Task material ::
— begin —
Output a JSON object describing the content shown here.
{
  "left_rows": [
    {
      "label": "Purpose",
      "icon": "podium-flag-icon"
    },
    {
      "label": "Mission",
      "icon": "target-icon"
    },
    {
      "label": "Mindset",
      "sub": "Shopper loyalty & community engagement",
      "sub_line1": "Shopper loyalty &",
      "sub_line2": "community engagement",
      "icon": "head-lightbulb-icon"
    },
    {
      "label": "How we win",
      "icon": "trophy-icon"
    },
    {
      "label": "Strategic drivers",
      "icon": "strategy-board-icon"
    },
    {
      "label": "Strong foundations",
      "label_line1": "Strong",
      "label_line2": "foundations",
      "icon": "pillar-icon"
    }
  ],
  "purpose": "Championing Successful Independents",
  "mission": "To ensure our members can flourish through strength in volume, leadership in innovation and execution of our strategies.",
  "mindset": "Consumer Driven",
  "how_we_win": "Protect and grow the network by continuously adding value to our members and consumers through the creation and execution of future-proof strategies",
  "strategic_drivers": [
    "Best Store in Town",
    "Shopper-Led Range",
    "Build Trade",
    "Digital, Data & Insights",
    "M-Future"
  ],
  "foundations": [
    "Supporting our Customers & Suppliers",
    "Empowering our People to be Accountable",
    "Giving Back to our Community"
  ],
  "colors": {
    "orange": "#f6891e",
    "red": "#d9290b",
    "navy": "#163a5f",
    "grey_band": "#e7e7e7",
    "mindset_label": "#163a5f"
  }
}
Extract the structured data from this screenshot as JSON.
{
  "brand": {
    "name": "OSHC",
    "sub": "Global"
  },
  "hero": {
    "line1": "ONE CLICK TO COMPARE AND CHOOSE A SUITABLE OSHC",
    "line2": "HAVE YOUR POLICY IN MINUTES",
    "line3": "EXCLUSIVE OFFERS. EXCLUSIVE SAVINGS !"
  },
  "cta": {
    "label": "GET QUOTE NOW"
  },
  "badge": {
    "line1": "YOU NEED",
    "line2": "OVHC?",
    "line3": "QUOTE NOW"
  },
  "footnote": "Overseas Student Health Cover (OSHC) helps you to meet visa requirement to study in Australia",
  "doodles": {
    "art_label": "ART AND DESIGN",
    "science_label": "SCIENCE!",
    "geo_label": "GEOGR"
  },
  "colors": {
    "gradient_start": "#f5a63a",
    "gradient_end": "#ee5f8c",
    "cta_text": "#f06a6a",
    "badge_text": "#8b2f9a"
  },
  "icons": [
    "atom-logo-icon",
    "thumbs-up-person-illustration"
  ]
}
— end —
Problem description :: Return every line holding the word "OSHC" from the records.

Worked answer ::
    "name": "OSHC",
    "line1": "ONE CLICK TO COMPARE AND CHOOSE A SUITABLE OSHC",
  "footnote": "Overseas Student Health Cover (OSHC) helps you to meet visa requirement to study in Australia",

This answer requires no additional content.